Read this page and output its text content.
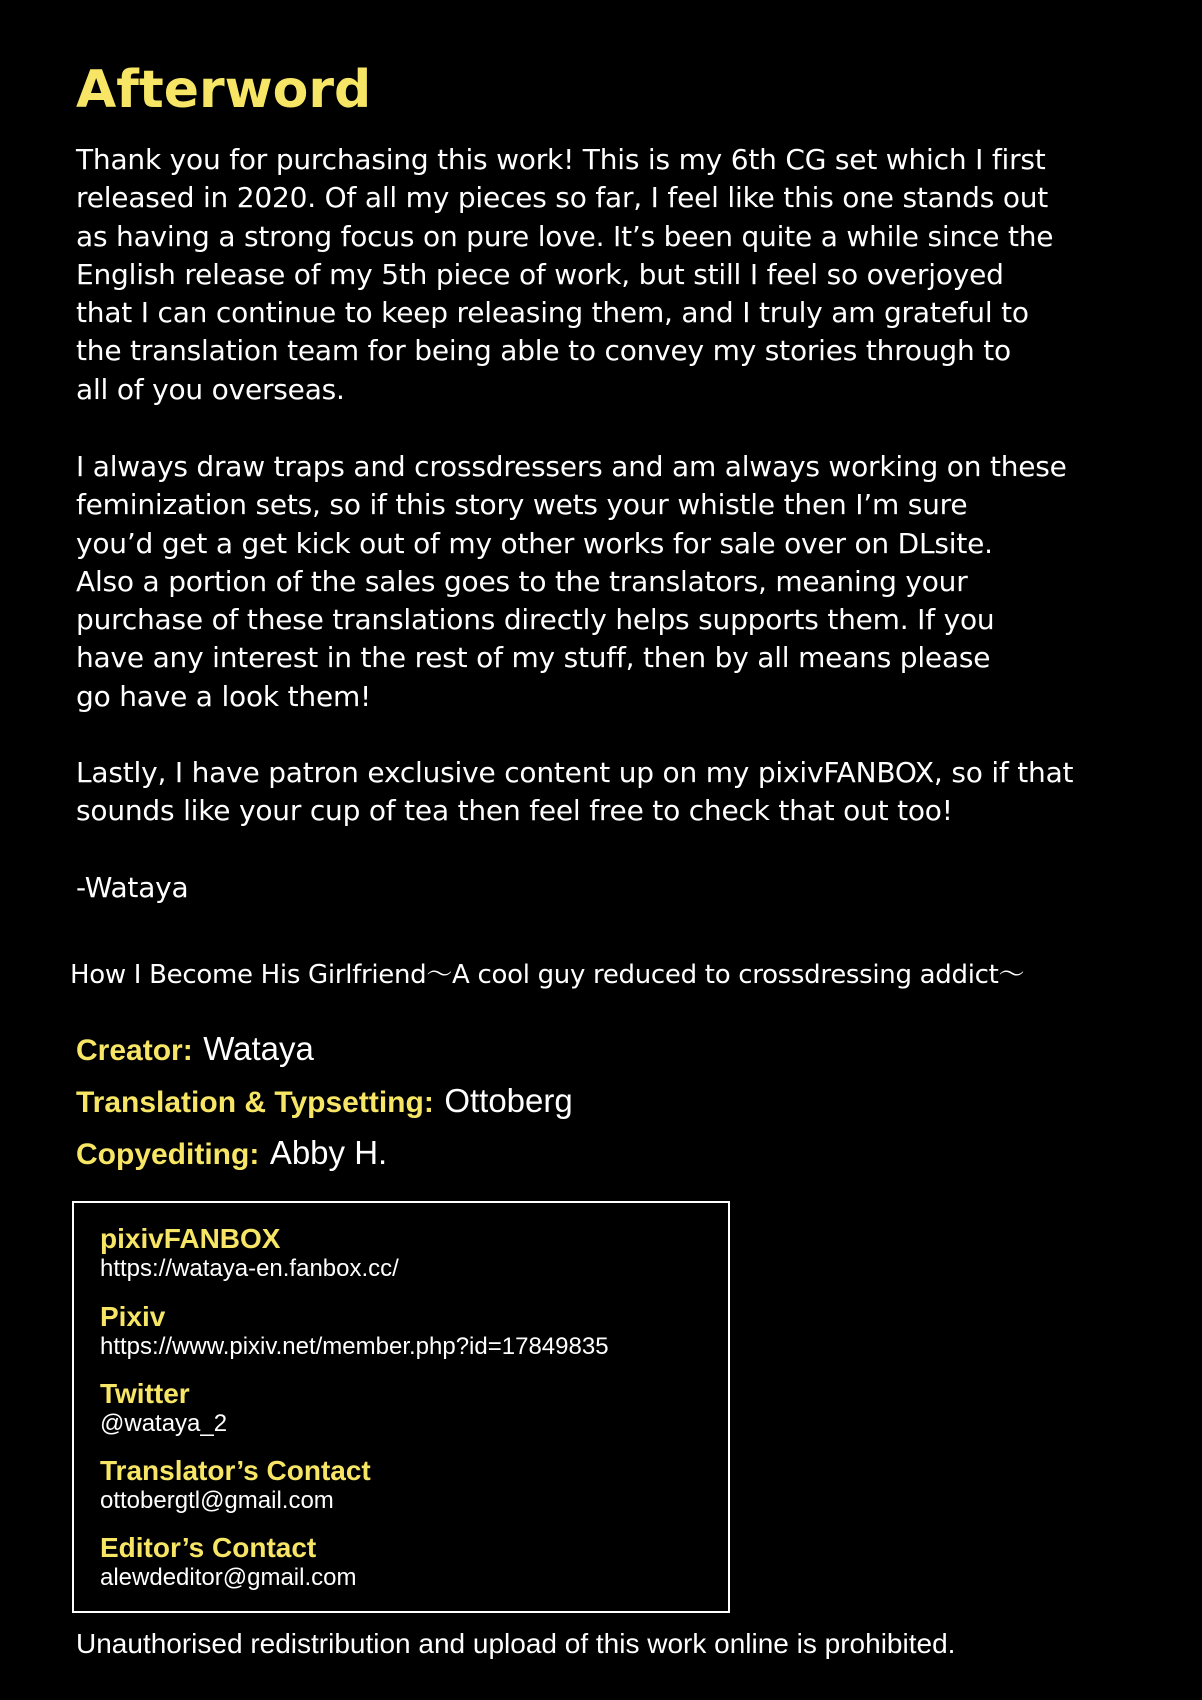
Afterword
Thank you for purchasing this work! This is my 6th CG set which I first
released in 2020. Of all my pieces so far, I feel like this one stands out
as having a strong focus on pure love. It’s been quite a while since the
English release of my 5th piece of work, but still I feel so overjoyed
that I can continue to keep releasing them, and I truly am grateful to
the translation team for being able to convey my stories through to
all of you overseas.
I always draw traps and crossdressers and am always working on these
feminization sets, so if this story wets your whistle then I’m sure
you’d get a get kick out of my other works for sale over on DLsite.
Also a portion of the sales goes to the translators, meaning your
purchase of these translations directly helps supports them. If you
have any interest in the rest of my stuff, then by all means please
go have a look them!
Lastly, I have patron exclusive content up on my pixivFANBOX, so if that
sounds like your cup of tea then feel free to check that out too!
-Wataya
How I Become His Girlfriend～A cool guy reduced to crossdressing addict～
Creator: Wataya
Translation & Typsetting: Ottoberg
Copyediting: Abby H.
pixivFANBOX
https://wataya-en.fanbox.cc/
Pixiv
https://www.pixiv.net/member.php?id=17849835
Twitter
@wataya_2
Translator’s Contact
ottobergtl@gmail.com
Editor’s Contact
alewdeditor@gmail.com
Unauthorised redistribution and upload of this work online is prohibited.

▶ What you will do:
Counting only lines of the data above that hold "content", report the total and nothing else.

▶ Expected answer:
2